### EXTRACTED DATA
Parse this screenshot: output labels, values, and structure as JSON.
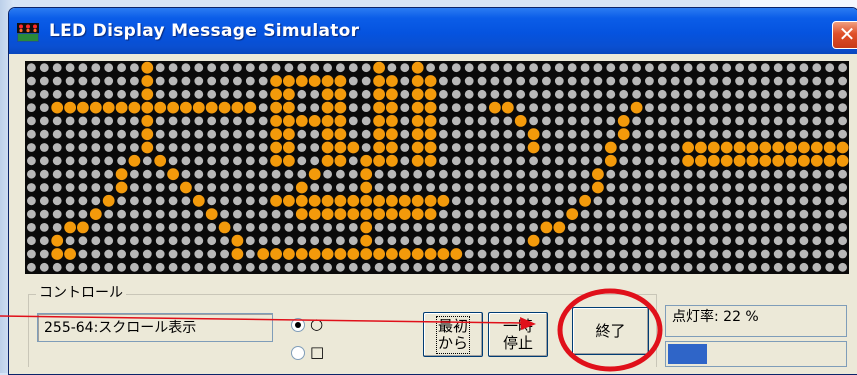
{
  "window": {
    "title": "LED Display Message Simulator",
    "icon": "led-sim-app-icon",
    "close_label": "✕"
  },
  "led_display": {
    "rows": 16,
    "cols": 64,
    "lit_color": "#f39a0b",
    "unlit_color": "#b8b8b8",
    "background": "#0a0a0a",
    "message_glyphs": [
      "大",
      "型",
      "ソ",
      "ー"
    ]
  },
  "control": {
    "group_label": "コントロール",
    "mode_value": "255-64:スクロール表示",
    "radios": [
      {
        "label": "○",
        "checked": true
      },
      {
        "label": "□",
        "checked": false
      }
    ],
    "buttons": {
      "restart": "最初\nから",
      "pause": "一時\n停止",
      "exit": "終了"
    },
    "lighting_rate_text": "点灯率: 22 %",
    "lighting_rate_fraction": 0.22
  },
  "colors": {
    "annotation_red": "#e0101a",
    "progress_blue": "#2f65c8"
  }
}
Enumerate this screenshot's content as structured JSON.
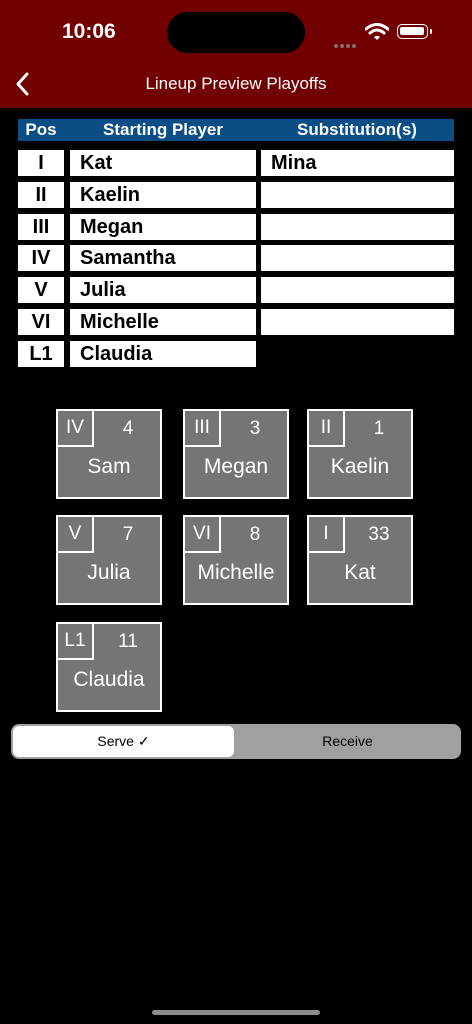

### EXERCISE DETAILS
Output the records above exactly; leave out the pictures.

### WORKED ANSWER
Parse this screenshot: output labels, values, and structure as JSON.
{
  "window": {
    "title": "LED Display Message Simulator",
    "icon": "led-sim-app-icon",
    "close_label": "✕"
  },
  "led_display": {
    "rows": 16,
    "cols": 64,
    "lit_color": "#f39a0b",
    "unlit_color": "#b8b8b8",
    "background": "#0a0a0a",
    "message_glyphs": [
      "大",
      "型",
      "ソ",
      "ー"
    ]
  },
  "control": {
    "group_label": "コントロール",
    "mode_value": "255-64:スクロール表示",
    "radios": [
      {
        "label": "○",
        "checked": true
      },
      {
        "label": "□",
        "checked": false
      }
    ],
    "buttons": {
      "restart": "最初\nから",
      "pause": "一時\n停止",
      "exit": "終了"
    },
    "lighting_rate_text": "点灯率: 22 %",
    "lighting_rate_fraction": 0.22
  },
  "colors": {
    "annotation_red": "#e0101a",
    "progress_blue": "#2f65c8"
  }
}
Enumerate this screenshot's content as structured JSON.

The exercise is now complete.